__Task to complete__: Select lines where the word "Carlos" appears.

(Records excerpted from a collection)
* * * * * * * * *

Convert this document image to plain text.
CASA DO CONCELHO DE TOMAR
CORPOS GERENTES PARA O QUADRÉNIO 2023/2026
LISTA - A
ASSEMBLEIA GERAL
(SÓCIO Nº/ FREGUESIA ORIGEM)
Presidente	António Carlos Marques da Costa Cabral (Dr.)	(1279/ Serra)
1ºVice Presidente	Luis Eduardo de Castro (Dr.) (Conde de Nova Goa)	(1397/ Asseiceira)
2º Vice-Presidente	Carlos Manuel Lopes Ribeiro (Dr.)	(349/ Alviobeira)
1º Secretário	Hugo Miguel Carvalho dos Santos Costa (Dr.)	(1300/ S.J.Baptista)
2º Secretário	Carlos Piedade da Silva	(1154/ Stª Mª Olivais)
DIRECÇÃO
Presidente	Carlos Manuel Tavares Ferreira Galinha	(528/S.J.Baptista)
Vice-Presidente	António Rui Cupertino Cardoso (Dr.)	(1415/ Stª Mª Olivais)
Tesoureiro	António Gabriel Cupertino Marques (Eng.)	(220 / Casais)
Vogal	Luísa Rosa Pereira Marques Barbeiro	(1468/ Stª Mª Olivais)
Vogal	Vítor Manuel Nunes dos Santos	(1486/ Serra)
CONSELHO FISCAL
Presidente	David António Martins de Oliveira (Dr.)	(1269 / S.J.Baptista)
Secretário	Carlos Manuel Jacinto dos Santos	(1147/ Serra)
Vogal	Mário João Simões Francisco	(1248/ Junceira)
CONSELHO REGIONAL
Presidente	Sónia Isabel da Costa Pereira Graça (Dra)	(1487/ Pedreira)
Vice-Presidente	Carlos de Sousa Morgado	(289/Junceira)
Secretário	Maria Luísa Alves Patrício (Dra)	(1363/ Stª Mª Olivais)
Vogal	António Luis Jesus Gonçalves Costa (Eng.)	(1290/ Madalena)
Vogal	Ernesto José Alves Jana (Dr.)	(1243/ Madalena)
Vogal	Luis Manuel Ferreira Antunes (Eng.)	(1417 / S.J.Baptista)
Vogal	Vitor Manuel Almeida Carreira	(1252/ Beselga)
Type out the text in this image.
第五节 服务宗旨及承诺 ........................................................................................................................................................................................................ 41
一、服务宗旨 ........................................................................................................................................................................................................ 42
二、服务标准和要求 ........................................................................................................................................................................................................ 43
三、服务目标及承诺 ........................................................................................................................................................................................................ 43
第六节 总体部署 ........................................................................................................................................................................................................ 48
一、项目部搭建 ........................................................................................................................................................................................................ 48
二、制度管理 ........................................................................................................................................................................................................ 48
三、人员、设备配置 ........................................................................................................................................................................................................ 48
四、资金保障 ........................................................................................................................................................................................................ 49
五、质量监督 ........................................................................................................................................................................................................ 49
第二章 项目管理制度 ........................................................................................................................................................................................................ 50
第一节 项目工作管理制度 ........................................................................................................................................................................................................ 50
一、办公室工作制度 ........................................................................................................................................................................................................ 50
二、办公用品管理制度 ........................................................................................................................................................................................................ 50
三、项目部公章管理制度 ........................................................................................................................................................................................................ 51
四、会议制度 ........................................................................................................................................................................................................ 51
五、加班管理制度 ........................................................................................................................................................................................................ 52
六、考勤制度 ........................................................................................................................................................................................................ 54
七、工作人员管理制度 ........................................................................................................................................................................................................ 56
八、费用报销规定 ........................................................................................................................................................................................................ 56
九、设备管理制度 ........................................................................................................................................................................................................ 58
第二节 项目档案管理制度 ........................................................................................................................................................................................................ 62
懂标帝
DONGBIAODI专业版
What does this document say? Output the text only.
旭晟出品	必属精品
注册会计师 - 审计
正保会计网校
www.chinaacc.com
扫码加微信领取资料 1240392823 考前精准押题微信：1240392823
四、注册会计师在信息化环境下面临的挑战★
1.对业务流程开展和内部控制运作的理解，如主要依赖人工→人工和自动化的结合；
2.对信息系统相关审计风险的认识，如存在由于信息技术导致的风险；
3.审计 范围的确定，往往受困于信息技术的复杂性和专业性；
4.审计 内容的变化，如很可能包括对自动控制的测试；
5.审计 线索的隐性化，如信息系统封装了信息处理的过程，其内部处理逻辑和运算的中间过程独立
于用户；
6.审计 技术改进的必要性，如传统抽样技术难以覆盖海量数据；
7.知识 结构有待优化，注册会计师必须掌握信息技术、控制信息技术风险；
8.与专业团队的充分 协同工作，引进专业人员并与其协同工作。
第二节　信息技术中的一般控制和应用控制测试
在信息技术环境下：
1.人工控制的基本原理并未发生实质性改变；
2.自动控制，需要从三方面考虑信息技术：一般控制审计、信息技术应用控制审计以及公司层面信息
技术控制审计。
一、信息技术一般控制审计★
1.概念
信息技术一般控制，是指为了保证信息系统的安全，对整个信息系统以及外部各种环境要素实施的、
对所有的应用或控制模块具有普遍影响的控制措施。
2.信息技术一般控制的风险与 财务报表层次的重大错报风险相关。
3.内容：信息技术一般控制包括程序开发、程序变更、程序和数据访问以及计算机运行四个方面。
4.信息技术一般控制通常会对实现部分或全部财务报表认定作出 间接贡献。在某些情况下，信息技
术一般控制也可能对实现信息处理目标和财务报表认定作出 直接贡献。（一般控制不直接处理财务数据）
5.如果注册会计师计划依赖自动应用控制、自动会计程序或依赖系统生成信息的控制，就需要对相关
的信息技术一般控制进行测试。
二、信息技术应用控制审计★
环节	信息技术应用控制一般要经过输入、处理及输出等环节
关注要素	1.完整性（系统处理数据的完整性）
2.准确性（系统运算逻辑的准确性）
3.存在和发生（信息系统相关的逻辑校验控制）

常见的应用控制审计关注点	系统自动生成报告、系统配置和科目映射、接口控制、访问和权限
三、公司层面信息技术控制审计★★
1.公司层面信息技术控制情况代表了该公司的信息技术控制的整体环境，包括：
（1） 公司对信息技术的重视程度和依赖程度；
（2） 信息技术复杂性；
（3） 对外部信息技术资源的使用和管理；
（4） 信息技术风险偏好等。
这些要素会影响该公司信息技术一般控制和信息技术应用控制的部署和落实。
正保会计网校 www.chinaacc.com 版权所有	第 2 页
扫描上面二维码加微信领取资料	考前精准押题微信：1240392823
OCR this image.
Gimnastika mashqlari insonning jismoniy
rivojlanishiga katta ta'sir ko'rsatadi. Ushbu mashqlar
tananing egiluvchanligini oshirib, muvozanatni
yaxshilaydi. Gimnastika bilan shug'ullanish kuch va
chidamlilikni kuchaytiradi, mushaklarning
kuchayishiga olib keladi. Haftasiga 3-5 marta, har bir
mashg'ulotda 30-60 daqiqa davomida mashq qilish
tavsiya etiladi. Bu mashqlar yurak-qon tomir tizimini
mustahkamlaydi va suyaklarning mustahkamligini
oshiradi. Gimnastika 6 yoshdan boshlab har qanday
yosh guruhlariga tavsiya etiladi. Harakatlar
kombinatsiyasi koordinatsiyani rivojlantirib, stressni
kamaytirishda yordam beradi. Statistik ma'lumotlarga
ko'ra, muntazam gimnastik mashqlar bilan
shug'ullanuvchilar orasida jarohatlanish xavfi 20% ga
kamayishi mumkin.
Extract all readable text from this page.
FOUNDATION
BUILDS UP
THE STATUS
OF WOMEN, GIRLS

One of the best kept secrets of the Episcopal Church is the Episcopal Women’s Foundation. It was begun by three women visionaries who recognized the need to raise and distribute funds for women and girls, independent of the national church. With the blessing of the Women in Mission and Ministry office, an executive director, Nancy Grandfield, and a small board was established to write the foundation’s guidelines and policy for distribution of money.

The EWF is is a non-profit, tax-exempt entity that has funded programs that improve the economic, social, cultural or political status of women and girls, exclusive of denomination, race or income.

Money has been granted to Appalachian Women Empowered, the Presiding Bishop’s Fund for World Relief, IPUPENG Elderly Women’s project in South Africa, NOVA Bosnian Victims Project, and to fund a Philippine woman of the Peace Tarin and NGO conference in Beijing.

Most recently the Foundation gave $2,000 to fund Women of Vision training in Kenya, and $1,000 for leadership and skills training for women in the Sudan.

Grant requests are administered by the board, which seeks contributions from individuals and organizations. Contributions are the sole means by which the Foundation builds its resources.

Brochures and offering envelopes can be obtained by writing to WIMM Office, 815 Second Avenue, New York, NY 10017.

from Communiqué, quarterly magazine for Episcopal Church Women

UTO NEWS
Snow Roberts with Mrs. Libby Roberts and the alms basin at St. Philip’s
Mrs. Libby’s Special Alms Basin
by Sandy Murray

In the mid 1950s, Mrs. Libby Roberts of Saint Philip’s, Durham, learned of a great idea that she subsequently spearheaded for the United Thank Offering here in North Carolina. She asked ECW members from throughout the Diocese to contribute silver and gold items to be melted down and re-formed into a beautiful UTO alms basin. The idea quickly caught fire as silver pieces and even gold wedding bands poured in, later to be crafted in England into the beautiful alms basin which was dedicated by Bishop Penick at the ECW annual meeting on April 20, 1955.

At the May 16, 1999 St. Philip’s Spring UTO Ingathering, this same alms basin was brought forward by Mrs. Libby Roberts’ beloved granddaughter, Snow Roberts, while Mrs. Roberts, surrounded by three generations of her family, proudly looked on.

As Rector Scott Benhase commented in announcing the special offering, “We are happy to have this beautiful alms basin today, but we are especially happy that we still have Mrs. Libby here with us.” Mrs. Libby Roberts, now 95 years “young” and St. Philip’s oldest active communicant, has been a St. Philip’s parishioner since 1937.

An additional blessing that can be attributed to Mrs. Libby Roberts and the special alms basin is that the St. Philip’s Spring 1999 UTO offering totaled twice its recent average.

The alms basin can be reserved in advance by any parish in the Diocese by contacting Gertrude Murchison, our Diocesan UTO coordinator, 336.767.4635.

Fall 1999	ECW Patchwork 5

* * * * * * * * *

__Reply__:
Presidente	António Carlos Marques da Costa Cabral (Dr.)	(1279/ Serra)
2º Vice-Presidente	Carlos Manuel Lopes Ribeiro (Dr.)	(349/ Alviobeira)
2º Secretário	Carlos Piedade da Silva	(1154/ Stª Mª Olivais)
Presidente	Carlos Manuel Tavares Ferreira Galinha	(528/S.J.Baptista)
Secretário	Carlos Manuel Jacinto dos Santos	(1147/ Serra)
Vice-Presidente	Carlos de Sousa Morgado	(289/Junceira)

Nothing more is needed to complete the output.